Task statement
Please copy the entries from the very first line through the line that contains "313, 549, 350]", renaming "chevron-down-icon" to "caret-down-icon" and leaving everything else unchanged.

Records to use
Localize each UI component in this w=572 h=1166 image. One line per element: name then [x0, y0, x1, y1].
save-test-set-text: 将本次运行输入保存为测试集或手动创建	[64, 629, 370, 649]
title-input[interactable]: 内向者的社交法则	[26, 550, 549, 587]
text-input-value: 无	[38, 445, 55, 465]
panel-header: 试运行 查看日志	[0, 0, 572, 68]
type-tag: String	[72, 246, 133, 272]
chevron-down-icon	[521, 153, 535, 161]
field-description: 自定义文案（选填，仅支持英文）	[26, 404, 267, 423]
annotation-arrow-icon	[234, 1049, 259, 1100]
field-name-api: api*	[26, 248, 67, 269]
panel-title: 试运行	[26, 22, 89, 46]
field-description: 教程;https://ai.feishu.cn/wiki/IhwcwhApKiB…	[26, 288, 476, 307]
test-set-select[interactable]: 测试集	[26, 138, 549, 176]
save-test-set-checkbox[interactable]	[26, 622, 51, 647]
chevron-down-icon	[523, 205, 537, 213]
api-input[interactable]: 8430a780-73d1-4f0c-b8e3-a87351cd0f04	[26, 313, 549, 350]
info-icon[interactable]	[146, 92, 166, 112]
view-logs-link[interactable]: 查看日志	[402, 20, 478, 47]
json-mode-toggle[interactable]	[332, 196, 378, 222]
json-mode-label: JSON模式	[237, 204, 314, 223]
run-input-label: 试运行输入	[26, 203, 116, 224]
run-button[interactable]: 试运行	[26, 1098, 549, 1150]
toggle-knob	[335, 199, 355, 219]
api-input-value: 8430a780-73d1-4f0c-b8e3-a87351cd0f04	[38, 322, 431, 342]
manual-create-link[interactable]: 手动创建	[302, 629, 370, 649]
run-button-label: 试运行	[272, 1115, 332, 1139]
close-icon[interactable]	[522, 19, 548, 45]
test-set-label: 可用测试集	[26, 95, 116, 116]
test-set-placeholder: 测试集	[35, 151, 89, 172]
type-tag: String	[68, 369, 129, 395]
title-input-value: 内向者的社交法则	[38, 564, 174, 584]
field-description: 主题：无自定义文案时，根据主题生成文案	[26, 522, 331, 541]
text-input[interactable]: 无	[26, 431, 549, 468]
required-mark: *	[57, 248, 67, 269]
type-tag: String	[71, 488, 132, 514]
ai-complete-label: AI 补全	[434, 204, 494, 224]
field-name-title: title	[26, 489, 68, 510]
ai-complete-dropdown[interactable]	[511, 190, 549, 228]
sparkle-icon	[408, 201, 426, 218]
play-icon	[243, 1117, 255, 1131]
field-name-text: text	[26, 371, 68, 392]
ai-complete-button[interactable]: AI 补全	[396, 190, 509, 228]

Exercise solution
Localize each UI component in this w=572 h=1166 image. One line per element: name then [x0, y0, x1, y1].
save-test-set-text: 将本次运行输入保存为测试集或手动创建	[64, 629, 370, 649]
title-input[interactable]: 内向者的社交法则	[26, 550, 549, 587]
text-input-value: 无	[38, 445, 55, 465]
panel-header: 试运行 查看日志	[0, 0, 572, 68]
type-tag: String	[72, 246, 133, 272]
caret-down-icon	[521, 153, 535, 161]
field-description: 自定义文案（选填，仅支持英文）	[26, 404, 267, 423]
annotation-arrow-icon	[234, 1049, 259, 1100]
field-name-api: api*	[26, 248, 67, 269]
panel-title: 试运行	[26, 22, 89, 46]
field-description: 教程;https://ai.feishu.cn/wiki/IhwcwhApKiB…	[26, 288, 476, 307]
test-set-select[interactable]: 测试集	[26, 138, 549, 176]
save-test-set-checkbox[interactable]	[26, 622, 51, 647]
caret-down-icon	[523, 205, 537, 213]
api-input[interactable]: 8430a780-73d1-4f0c-b8e3-a87351cd0f04	[26, 313, 549, 350]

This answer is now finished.